▸ Exercise details: Once the pictures are removed, output the remaining entries exactly as given.
*** Provided records ***
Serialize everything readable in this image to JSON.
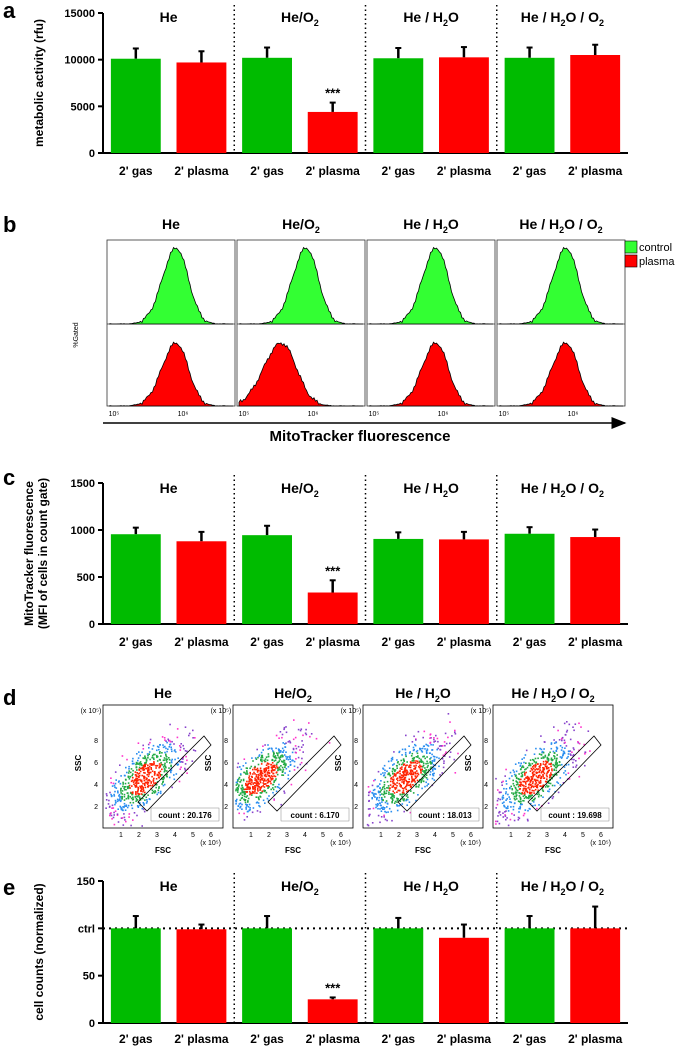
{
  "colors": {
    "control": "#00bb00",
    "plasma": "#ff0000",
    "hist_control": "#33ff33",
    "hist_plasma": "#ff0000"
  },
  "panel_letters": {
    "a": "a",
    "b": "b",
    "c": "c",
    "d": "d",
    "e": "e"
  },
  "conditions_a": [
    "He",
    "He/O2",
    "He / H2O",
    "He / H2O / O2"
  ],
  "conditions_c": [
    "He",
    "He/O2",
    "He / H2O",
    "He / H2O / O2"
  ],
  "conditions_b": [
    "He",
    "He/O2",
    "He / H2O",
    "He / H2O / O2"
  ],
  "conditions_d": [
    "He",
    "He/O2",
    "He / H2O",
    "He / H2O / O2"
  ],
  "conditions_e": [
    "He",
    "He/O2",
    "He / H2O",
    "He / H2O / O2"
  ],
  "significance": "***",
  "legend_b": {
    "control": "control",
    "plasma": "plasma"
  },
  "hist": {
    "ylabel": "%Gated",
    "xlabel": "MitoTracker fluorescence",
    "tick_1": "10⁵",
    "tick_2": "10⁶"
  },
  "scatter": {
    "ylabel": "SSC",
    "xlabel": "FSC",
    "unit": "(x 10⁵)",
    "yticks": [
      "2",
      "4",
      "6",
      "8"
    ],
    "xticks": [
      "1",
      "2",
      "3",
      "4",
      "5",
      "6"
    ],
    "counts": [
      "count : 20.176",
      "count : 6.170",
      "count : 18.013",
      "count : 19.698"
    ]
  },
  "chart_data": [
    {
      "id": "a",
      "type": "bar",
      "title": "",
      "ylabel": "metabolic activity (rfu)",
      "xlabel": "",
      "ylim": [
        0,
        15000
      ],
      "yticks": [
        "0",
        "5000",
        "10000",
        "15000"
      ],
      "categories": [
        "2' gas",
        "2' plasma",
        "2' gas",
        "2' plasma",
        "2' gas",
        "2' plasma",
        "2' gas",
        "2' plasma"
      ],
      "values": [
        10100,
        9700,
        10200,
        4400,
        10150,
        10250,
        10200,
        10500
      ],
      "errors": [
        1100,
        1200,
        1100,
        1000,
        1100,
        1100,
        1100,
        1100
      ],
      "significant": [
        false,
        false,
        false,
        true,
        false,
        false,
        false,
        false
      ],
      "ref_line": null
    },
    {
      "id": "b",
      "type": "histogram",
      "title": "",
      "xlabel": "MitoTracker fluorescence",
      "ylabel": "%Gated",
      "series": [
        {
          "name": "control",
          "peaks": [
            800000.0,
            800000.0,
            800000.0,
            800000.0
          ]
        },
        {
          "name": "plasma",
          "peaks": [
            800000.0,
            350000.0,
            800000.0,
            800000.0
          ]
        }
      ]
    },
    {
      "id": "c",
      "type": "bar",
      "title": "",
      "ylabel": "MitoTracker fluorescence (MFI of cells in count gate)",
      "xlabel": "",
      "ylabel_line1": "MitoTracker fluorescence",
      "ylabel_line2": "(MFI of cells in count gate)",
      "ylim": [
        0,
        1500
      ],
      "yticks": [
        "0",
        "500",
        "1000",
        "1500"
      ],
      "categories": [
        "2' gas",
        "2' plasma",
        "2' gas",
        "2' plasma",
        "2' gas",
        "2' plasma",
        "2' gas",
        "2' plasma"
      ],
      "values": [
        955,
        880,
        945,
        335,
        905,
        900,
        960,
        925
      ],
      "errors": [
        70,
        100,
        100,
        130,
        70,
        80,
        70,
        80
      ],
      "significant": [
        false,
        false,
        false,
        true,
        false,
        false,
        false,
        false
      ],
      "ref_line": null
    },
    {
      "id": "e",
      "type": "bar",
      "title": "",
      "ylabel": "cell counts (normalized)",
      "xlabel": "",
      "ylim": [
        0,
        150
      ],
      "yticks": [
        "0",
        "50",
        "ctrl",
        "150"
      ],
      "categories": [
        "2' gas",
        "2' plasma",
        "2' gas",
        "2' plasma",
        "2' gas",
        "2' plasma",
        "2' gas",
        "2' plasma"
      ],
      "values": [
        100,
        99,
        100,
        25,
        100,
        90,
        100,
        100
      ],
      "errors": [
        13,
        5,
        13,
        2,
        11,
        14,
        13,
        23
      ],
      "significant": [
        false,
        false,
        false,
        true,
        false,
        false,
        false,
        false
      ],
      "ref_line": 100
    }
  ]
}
*** End of Provided records ***
▸ Output for this task:
Serialize everything readable in this image to JSON.
{
  "colors": {
    "control": "#00bb00",
    "plasma": "#ff0000",
    "hist_control": "#33ff33",
    "hist_plasma": "#ff0000"
  },
  "panel_letters": {
    "a": "a",
    "b": "b",
    "c": "c",
    "d": "d",
    "e": "e"
  },
  "conditions_a": [
    "He",
    "He/O2",
    "He / H2O",
    "He / H2O / O2"
  ],
  "conditions_c": [
    "He",
    "He/O2",
    "He / H2O",
    "He / H2O / O2"
  ],
  "conditions_b": [
    "He",
    "He/O2",
    "He / H2O",
    "He / H2O / O2"
  ],
  "conditions_d": [
    "He",
    "He/O2",
    "He / H2O",
    "He / H2O / O2"
  ],
  "conditions_e": [
    "He",
    "He/O2",
    "He / H2O",
    "He / H2O / O2"
  ],
  "significance": "***",
  "legend_b": {
    "control": "control",
    "plasma": "plasma"
  },
  "hist": {
    "ylabel": "%Gated",
    "xlabel": "MitoTracker fluorescence",
    "tick_1": "10⁵",
    "tick_2": "10⁶"
  },
  "scatter": {
    "ylabel": "SSC",
    "xlabel": "FSC",
    "unit": "(x 10⁵)",
    "yticks": [
      "2",
      "4",
      "6",
      "8"
    ],
    "xticks": [
      "1",
      "2",
      "3",
      "4",
      "5",
      "6"
    ],
    "counts": [
      "count : 20.176",
      "count : 6.170",
      "count : 18.013",
      "count : 19.698"
    ]
  },
  "chart_data": [
    {
      "id": "a",
      "type": "bar",
      "title": "",
      "ylabel": "metabolic activity (rfu)",
      "xlabel": "",
      "ylim": [
        0,
        15000
      ],
      "yticks": [
        "0",
        "5000",
        "10000",
        "15000"
      ],
      "categories": [
        "2' gas",
        "2' plasma",
        "2' gas",
        "2' plasma",
        "2' gas",
        "2' plasma",
        "2' gas",
        "2' plasma"
      ],
      "values": [
        10100,
        9700,
        10200,
        4400,
        10150,
        10250,
        10200,
        10500
      ],
      "errors": [
        1100,
        1200,
        1100,
        1000,
        1100,
        1100,
        1100,
        1100
      ],
      "significant": [
        false,
        false,
        false,
        true,
        false,
        false,
        false,
        false
      ],
      "ref_line": null
    },
    {
      "id": "b",
      "type": "histogram",
      "title": "",
      "xlabel": "MitoTracker fluorescence",
      "ylabel": "%Gated",
      "series": [
        {
          "name": "control",
          "peaks": [
            800000.0,
            800000.0,
            800000.0,
            800000.0
          ]
        },
        {
          "name": "plasma",
          "peaks": [
            800000.0,
            350000.0,
            800000.0,
            800000.0
          ]
        }
      ]
    },
    {
      "id": "c",
      "type": "bar",
      "title": "",
      "ylabel": "MitoTracker fluorescence (MFI of cells in count gate)",
      "xlabel": "",
      "ylabel_line1": "MitoTracker fluorescence",
      "ylabel_line2": "(MFI of cells in count gate)",
      "ylim": [
        0,
        1500
      ],
      "yticks": [
        "0",
        "500",
        "1000",
        "1500"
      ],
      "categories": [
        "2' gas",
        "2' plasma",
        "2' gas",
        "2' plasma",
        "2' gas",
        "2' plasma",
        "2' gas",
        "2' plasma"
      ],
      "values": [
        955,
        880,
        945,
        335,
        905,
        900,
        960,
        925
      ],
      "errors": [
        70,
        100,
        100,
        130,
        70,
        80,
        70,
        80
      ],
      "significant": [
        false,
        false,
        false,
        true,
        false,
        false,
        false,
        false
      ],
      "ref_line": null
    },
    {
      "id": "e",
      "type": "bar",
      "title": "",
      "ylabel": "cell counts (normalized)",
      "xlabel": "",
      "ylim": [
        0,
        150
      ],
      "yticks": [
        "0",
        "50",
        "ctrl",
        "150"
      ],
      "categories": [
        "2' gas",
        "2' plasma",
        "2' gas",
        "2' plasma",
        "2' gas",
        "2' plasma",
        "2' gas",
        "2' plasma"
      ],
      "values": [
        100,
        99,
        100,
        25,
        100,
        90,
        100,
        100
      ],
      "errors": [
        13,
        5,
        13,
        2,
        11,
        14,
        13,
        23
      ],
      "significant": [
        false,
        false,
        false,
        true,
        false,
        false,
        false,
        false
      ],
      "ref_line": 100
    }
  ]
}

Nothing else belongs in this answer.